TASK TO CARRY OUT:
Will you print the material below without altering a single character?

LISTED ENTRIES:

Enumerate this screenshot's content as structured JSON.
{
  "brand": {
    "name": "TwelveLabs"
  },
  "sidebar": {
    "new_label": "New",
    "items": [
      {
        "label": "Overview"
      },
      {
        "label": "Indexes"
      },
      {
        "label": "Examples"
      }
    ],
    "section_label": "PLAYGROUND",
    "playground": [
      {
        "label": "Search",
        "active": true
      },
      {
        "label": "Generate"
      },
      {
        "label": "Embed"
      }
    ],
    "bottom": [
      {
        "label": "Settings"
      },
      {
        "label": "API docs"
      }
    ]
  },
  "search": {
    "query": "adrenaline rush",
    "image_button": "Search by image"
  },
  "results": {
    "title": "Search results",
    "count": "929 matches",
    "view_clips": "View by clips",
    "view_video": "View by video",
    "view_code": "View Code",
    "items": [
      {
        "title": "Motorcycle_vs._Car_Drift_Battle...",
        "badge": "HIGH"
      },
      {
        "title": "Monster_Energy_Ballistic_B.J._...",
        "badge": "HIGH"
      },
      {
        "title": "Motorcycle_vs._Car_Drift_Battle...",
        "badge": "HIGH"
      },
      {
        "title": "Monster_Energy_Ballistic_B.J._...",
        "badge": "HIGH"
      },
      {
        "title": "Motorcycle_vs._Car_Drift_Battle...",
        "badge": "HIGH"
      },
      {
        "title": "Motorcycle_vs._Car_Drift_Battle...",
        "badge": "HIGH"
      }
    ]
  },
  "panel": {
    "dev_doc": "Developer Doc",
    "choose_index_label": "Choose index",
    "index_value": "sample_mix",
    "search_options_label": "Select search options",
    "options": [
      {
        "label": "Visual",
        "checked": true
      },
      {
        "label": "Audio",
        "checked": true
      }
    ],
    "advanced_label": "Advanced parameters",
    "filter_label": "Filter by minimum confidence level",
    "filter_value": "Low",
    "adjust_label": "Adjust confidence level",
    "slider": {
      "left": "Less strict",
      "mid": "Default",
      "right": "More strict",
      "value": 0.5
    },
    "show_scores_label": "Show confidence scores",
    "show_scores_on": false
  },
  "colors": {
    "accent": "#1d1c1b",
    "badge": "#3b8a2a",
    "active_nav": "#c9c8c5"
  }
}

FINAL RESULT:
Enumerate this screenshot's content as structured JSON.
{
  "brand": {
    "name": "TwelveLabs"
  },
  "sidebar": {
    "new_label": "New",
    "items": [
      {
        "label": "Overview"
      },
      {
        "label": "Indexes"
      },
      {
        "label": "Examples"
      }
    ],
    "section_label": "PLAYGROUND",
    "playground": [
      {
        "label": "Search",
        "active": true
      },
      {
        "label": "Generate"
      },
      {
        "label": "Embed"
      }
    ],
    "bottom": [
      {
        "label": "Settings"
      },
      {
        "label": "API docs"
      }
    ]
  },
  "search": {
    "query": "adrenaline rush",
    "image_button": "Search by image"
  },
  "results": {
    "title": "Search results",
    "count": "929 matches",
    "view_clips": "View by clips",
    "view_video": "View by video",
    "view_code": "View Code",
    "items": [
      {
        "title": "Motorcycle_vs._Car_Drift_Battle...",
        "badge": "HIGH"
      },
      {
        "title": "Monster_Energy_Ballistic_B.J._...",
        "badge": "HIGH"
      },
      {
        "title": "Motorcycle_vs._Car_Drift_Battle...",
        "badge": "HIGH"
      },
      {
        "title": "Monster_Energy_Ballistic_B.J._...",
        "badge": "HIGH"
      },
      {
        "title": "Motorcycle_vs._Car_Drift_Battle...",
        "badge": "HIGH"
      },
      {
        "title": "Motorcycle_vs._Car_Drift_Battle...",
        "badge": "HIGH"
      }
    ]
  },
  "panel": {
    "dev_doc": "Developer Doc",
    "choose_index_label": "Choose index",
    "index_value": "sample_mix",
    "search_options_label": "Select search options",
    "options": [
      {
        "label": "Visual",
        "checked": true
      },
      {
        "label": "Audio",
        "checked": true
      }
    ],
    "advanced_label": "Advanced parameters",
    "filter_label": "Filter by minimum confidence level",
    "filter_value": "Low",
    "adjust_label": "Adjust confidence level",
    "slider": {
      "left": "Less strict",
      "mid": "Default",
      "right": "More strict",
      "value": 0.5
    },
    "show_scores_label": "Show confidence scores",
    "show_scores_on": false
  },
  "colors": {
    "accent": "#1d1c1b",
    "badge": "#3b8a2a",
    "active_nav": "#c9c8c5"
  }
}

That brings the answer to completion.